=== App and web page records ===

↓↓↓

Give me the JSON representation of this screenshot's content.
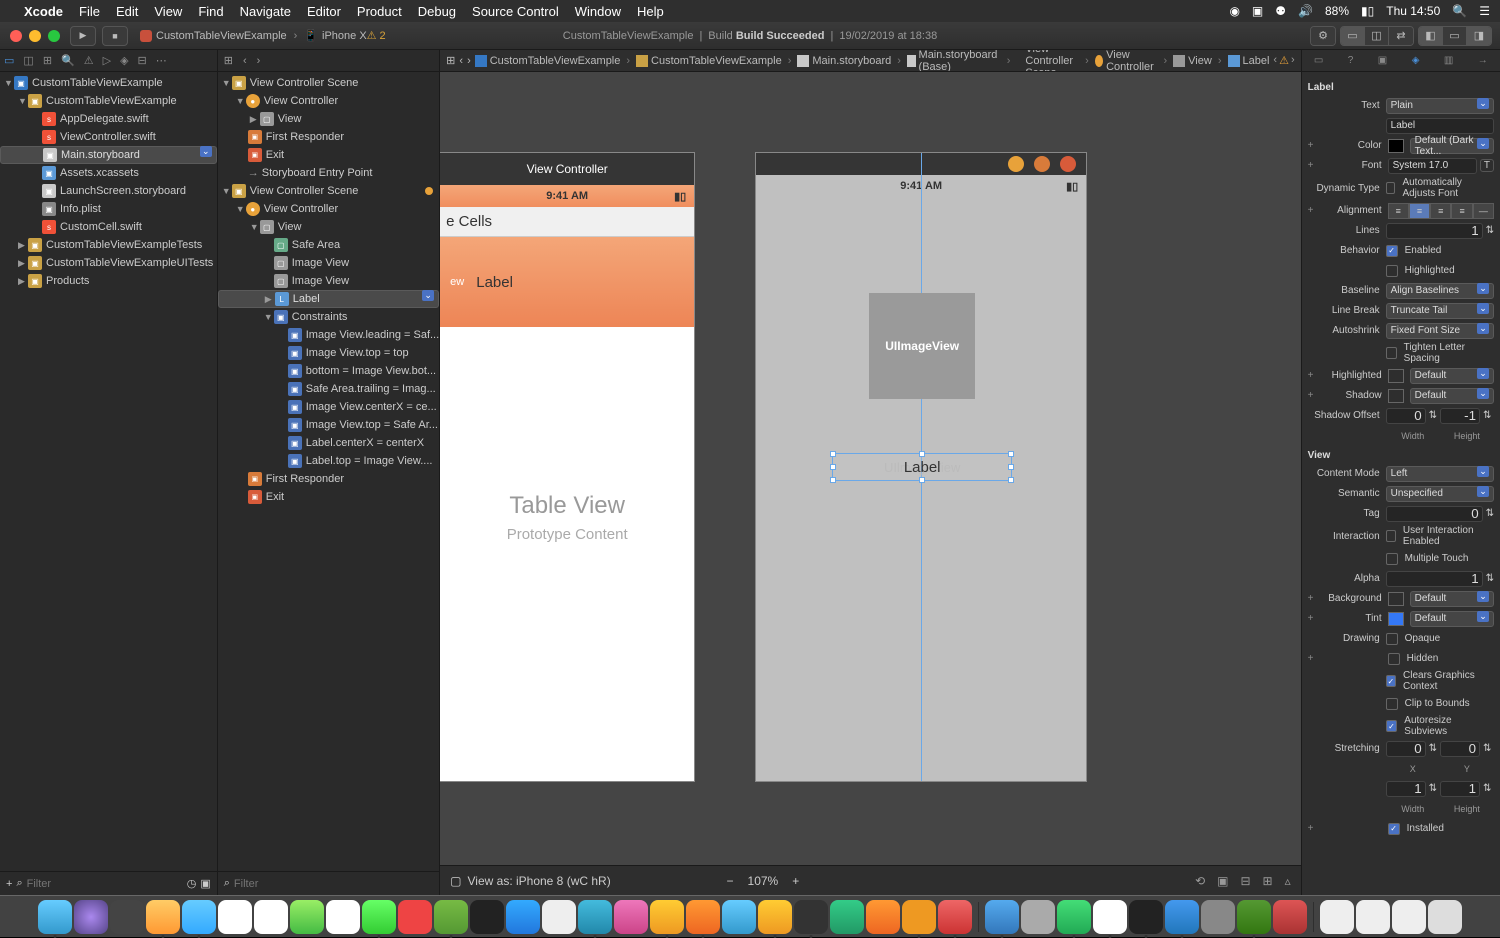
{
  "menubar": {
    "app": "Xcode",
    "items": [
      "File",
      "Edit",
      "View",
      "Find",
      "Navigate",
      "Editor",
      "Product",
      "Debug",
      "Source Control",
      "Window",
      "Help"
    ],
    "battery": "88%",
    "clock": "Thu 14:50"
  },
  "toolbar": {
    "scheme_target": "CustomTableViewExample",
    "scheme_device": "iPhone X",
    "activity_proj": "CustomTableViewExample",
    "activity_status": "Build Succeeded",
    "activity_time": "19/02/2019 at 18:38",
    "warnings": "2"
  },
  "navigator": {
    "project": "CustomTableViewExample",
    "group1": "CustomTableViewExample",
    "files1": [
      "AppDelegate.swift",
      "ViewController.swift",
      "Main.storyboard",
      "Assets.xcassets",
      "LaunchScreen.storyboard",
      "Info.plist",
      "CustomCell.swift"
    ],
    "group2": "CustomTableViewExampleTests",
    "group3": "CustomTableViewExampleUITests",
    "group4": "Products",
    "filter_ph": "Filter"
  },
  "outline": {
    "scene1": "View Controller Scene",
    "vc": "View Controller",
    "view": "View",
    "fr": "First Responder",
    "exit": "Exit",
    "sep": "Storyboard Entry Point",
    "scene2": "View Controller Scene",
    "safe": "Safe Area",
    "iv1": "Image View",
    "iv2": "Image View",
    "label": "Label",
    "constraints": "Constraints",
    "c": [
      "Image View.leading = Saf...",
      "Image View.top = top",
      "bottom = Image View.bot...",
      "Safe Area.trailing = Imag...",
      "Image View.centerX = ce...",
      "Image View.top = Safe Ar...",
      "Label.centerX = centerX",
      "Label.top = Image View...."
    ],
    "filter_ph": "Filter"
  },
  "jumpbar": {
    "items": [
      "CustomTableViewExample",
      "CustomTableViewExample",
      "Main.storyboard",
      "Main.storyboard (Base)",
      "View Controller Scene",
      "View Controller",
      "View",
      "Label"
    ]
  },
  "canvas": {
    "vc_title": "View Controller",
    "time": "9:41 AM",
    "header": "e Cells",
    "cell_lbl_a": "ew",
    "cell_lbl": "Label",
    "tv_title": "Table View",
    "tv_sub": "Prototype Content",
    "imgview": "UIImageView",
    "label_bg": "UIlmageView",
    "label_fg": "Label",
    "viewas": "View as: iPhone 8 (wC hR)",
    "zoom": "107%"
  },
  "inspector": {
    "section_label": "Label",
    "text_label": "Text",
    "text_val": "Plain",
    "text_content": "Label",
    "color_label": "Color",
    "color_val": "Default (Dark Text...",
    "font_label": "Font",
    "font_val": "System 17.0",
    "dyn_label": "Dynamic Type",
    "dyn_chk": "Automatically Adjusts Font",
    "align_label": "Alignment",
    "lines_label": "Lines",
    "lines_val": "1",
    "behavior_label": "Behavior",
    "enabled": "Enabled",
    "highlighted_b": "Highlighted",
    "baseline_label": "Baseline",
    "baseline_val": "Align Baselines",
    "linebreak_label": "Line Break",
    "linebreak_val": "Truncate Tail",
    "autoshrink_label": "Autoshrink",
    "autoshrink_val": "Fixed Font Size",
    "tighten": "Tighten Letter Spacing",
    "highlighted_label": "Highlighted",
    "highlighted_val": "Default",
    "shadow_label": "Shadow",
    "shadow_val": "Default",
    "shadowoff_label": "Shadow Offset",
    "shadowoff_w": "0",
    "shadowoff_h": "-1",
    "width_l": "Width",
    "height_l": "Height",
    "section_view": "View",
    "cmode_label": "Content Mode",
    "cmode_val": "Left",
    "semantic_label": "Semantic",
    "semantic_val": "Unspecified",
    "tag_label": "Tag",
    "tag_val": "0",
    "interaction_label": "Interaction",
    "uie": "User Interaction Enabled",
    "mt": "Multiple Touch",
    "alpha_label": "Alpha",
    "alpha_val": "1",
    "bg_label": "Background",
    "bg_val": "Default",
    "tint_label": "Tint",
    "tint_val": "Default",
    "drawing_label": "Drawing",
    "opaque": "Opaque",
    "hidden": "Hidden",
    "cgc": "Clears Graphics Context",
    "ctb": "Clip to Bounds",
    "asv": "Autoresize Subviews",
    "stretching_label": "Stretching",
    "s_x": "0",
    "s_y": "0",
    "s_w": "1",
    "s_h": "1",
    "x_l": "X",
    "y_l": "Y",
    "installed": "Installed"
  }
}
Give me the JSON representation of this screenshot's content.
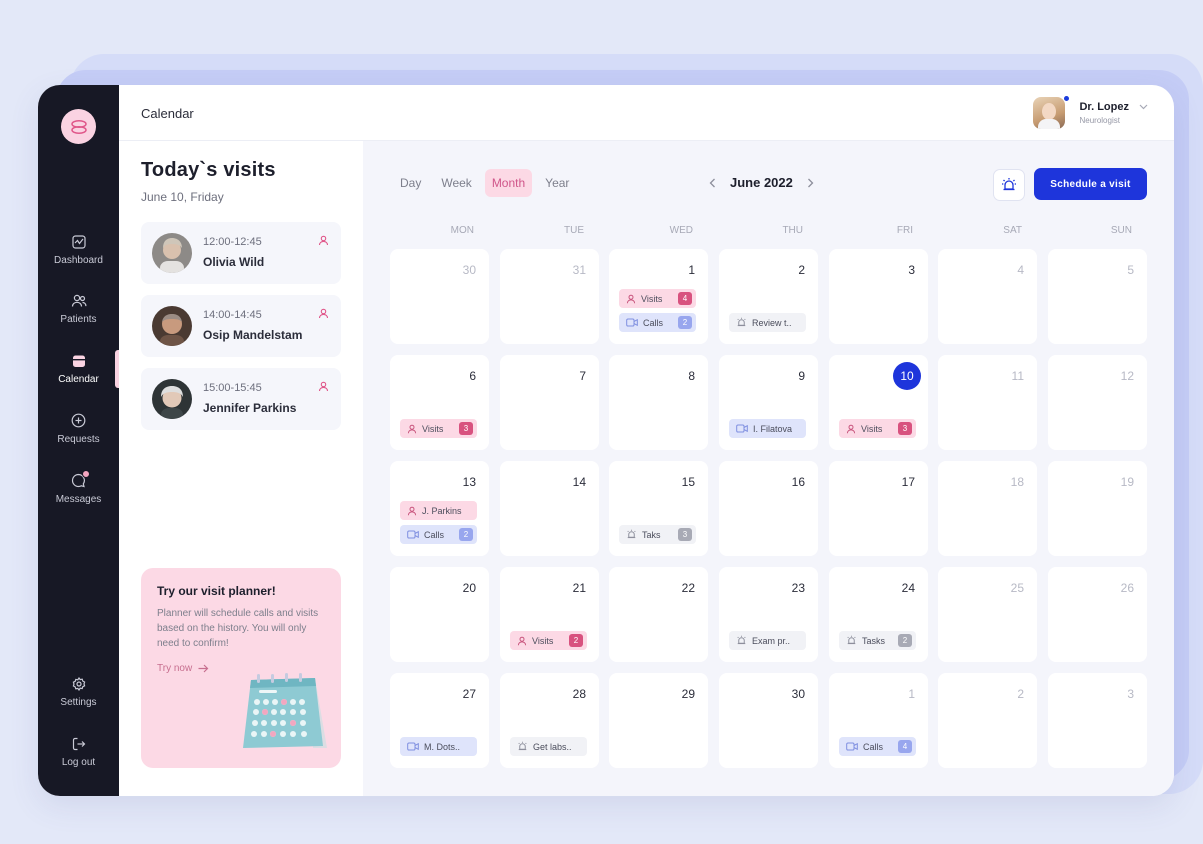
{
  "header": {
    "title": "Calendar"
  },
  "profile": {
    "name": "Dr. Lopez",
    "role": "Neurologist"
  },
  "sidebar": {
    "items": [
      {
        "label": "Dashboard",
        "icon": "dashboard-icon"
      },
      {
        "label": "Patients",
        "icon": "patients-icon"
      },
      {
        "label": "Calendar",
        "icon": "calendar-icon",
        "active": true
      },
      {
        "label": "Requests",
        "icon": "plus-circle-icon"
      },
      {
        "label": "Messages",
        "icon": "message-icon"
      },
      {
        "label": "Settings",
        "icon": "gear-icon"
      },
      {
        "label": "Log out",
        "icon": "logout-icon"
      }
    ]
  },
  "today": {
    "title": "Today`s visits",
    "date": "June 10, Friday",
    "visits": [
      {
        "time": "12:00-12:45",
        "name": "Olivia Wild"
      },
      {
        "time": "14:00-14:45",
        "name": "Osip Mandelstam"
      },
      {
        "time": "15:00-15:45",
        "name": "Jennifer Parkins"
      }
    ]
  },
  "promo": {
    "title": "Try our visit planner!",
    "text": "Planner will schedule calls and visits based on the history.  You will only need to confirm!",
    "link": "Try now"
  },
  "calendar": {
    "views": [
      "Day",
      "Week",
      "Month",
      "Year"
    ],
    "active_view": "Month",
    "month": "June 2022",
    "schedule_button": "Schedule a visit",
    "weekdays": [
      "MON",
      "TUE",
      "WED",
      "THU",
      "FRI",
      "SAT",
      "SUN"
    ],
    "days": [
      {
        "n": "30",
        "muted": true,
        "events": []
      },
      {
        "n": "31",
        "muted": true,
        "events": []
      },
      {
        "n": "1",
        "events": [
          {
            "type": "pink",
            "icon": "user",
            "label": "Visits",
            "count": "4"
          },
          {
            "type": "blue",
            "icon": "video",
            "label": "Calls",
            "count": "2"
          }
        ]
      },
      {
        "n": "2",
        "events": [
          {
            "type": "gray",
            "icon": "alarm",
            "label": "Review t.."
          }
        ]
      },
      {
        "n": "3",
        "events": []
      },
      {
        "n": "4",
        "weekend": true,
        "events": []
      },
      {
        "n": "5",
        "weekend": true,
        "events": []
      },
      {
        "n": "6",
        "events": [
          {
            "type": "pink",
            "icon": "user",
            "label": "Visits",
            "count": "3"
          }
        ]
      },
      {
        "n": "7",
        "events": []
      },
      {
        "n": "8",
        "events": []
      },
      {
        "n": "9",
        "events": [
          {
            "type": "blue",
            "icon": "video",
            "label": "I. Filatova"
          }
        ]
      },
      {
        "n": "10",
        "today": true,
        "events": [
          {
            "type": "pink",
            "icon": "user",
            "label": "Visits",
            "count": "3"
          }
        ]
      },
      {
        "n": "11",
        "weekend": true,
        "events": []
      },
      {
        "n": "12",
        "weekend": true,
        "events": []
      },
      {
        "n": "13",
        "events": [
          {
            "type": "pink",
            "icon": "user",
            "label": "J. Parkins"
          },
          {
            "type": "blue",
            "icon": "video",
            "label": "Calls",
            "count": "2"
          }
        ]
      },
      {
        "n": "14",
        "events": []
      },
      {
        "n": "15",
        "events": [
          {
            "type": "gray",
            "icon": "alarm",
            "label": "Taks",
            "count": "3"
          }
        ]
      },
      {
        "n": "16",
        "events": []
      },
      {
        "n": "17",
        "events": []
      },
      {
        "n": "18",
        "weekend": true,
        "events": []
      },
      {
        "n": "19",
        "weekend": true,
        "events": []
      },
      {
        "n": "20",
        "events": []
      },
      {
        "n": "21",
        "events": [
          {
            "type": "pink",
            "icon": "user",
            "label": "Visits",
            "count": "2"
          }
        ]
      },
      {
        "n": "22",
        "events": []
      },
      {
        "n": "23",
        "events": [
          {
            "type": "gray",
            "icon": "alarm",
            "label": "Exam pr.."
          }
        ]
      },
      {
        "n": "24",
        "events": [
          {
            "type": "gray",
            "icon": "alarm",
            "label": "Tasks",
            "count": "2"
          }
        ]
      },
      {
        "n": "25",
        "weekend": true,
        "events": []
      },
      {
        "n": "26",
        "weekend": true,
        "events": []
      },
      {
        "n": "27",
        "events": [
          {
            "type": "blue",
            "icon": "video",
            "label": "M.  Dots.."
          }
        ]
      },
      {
        "n": "28",
        "events": [
          {
            "type": "gray",
            "icon": "alarm",
            "label": "Get labs.."
          }
        ]
      },
      {
        "n": "29",
        "events": []
      },
      {
        "n": "30",
        "events": []
      },
      {
        "n": "1",
        "muted": true,
        "events": [
          {
            "type": "blue",
            "icon": "video",
            "label": "Calls",
            "count": "4"
          }
        ]
      },
      {
        "n": "2",
        "muted": true,
        "events": []
      },
      {
        "n": "3",
        "muted": true,
        "events": []
      }
    ]
  },
  "colors": {
    "accent": "#1e35db",
    "pink": "#fcd9e5",
    "sidebar": "#171825"
  }
}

↑↑↑

=== Instructions to follow ===
For every line in the data above that holds "Enabled", return the line itself.

=== Written response ===
    "enabled": "Enabled",
    "uie": "User Interaction Enabled",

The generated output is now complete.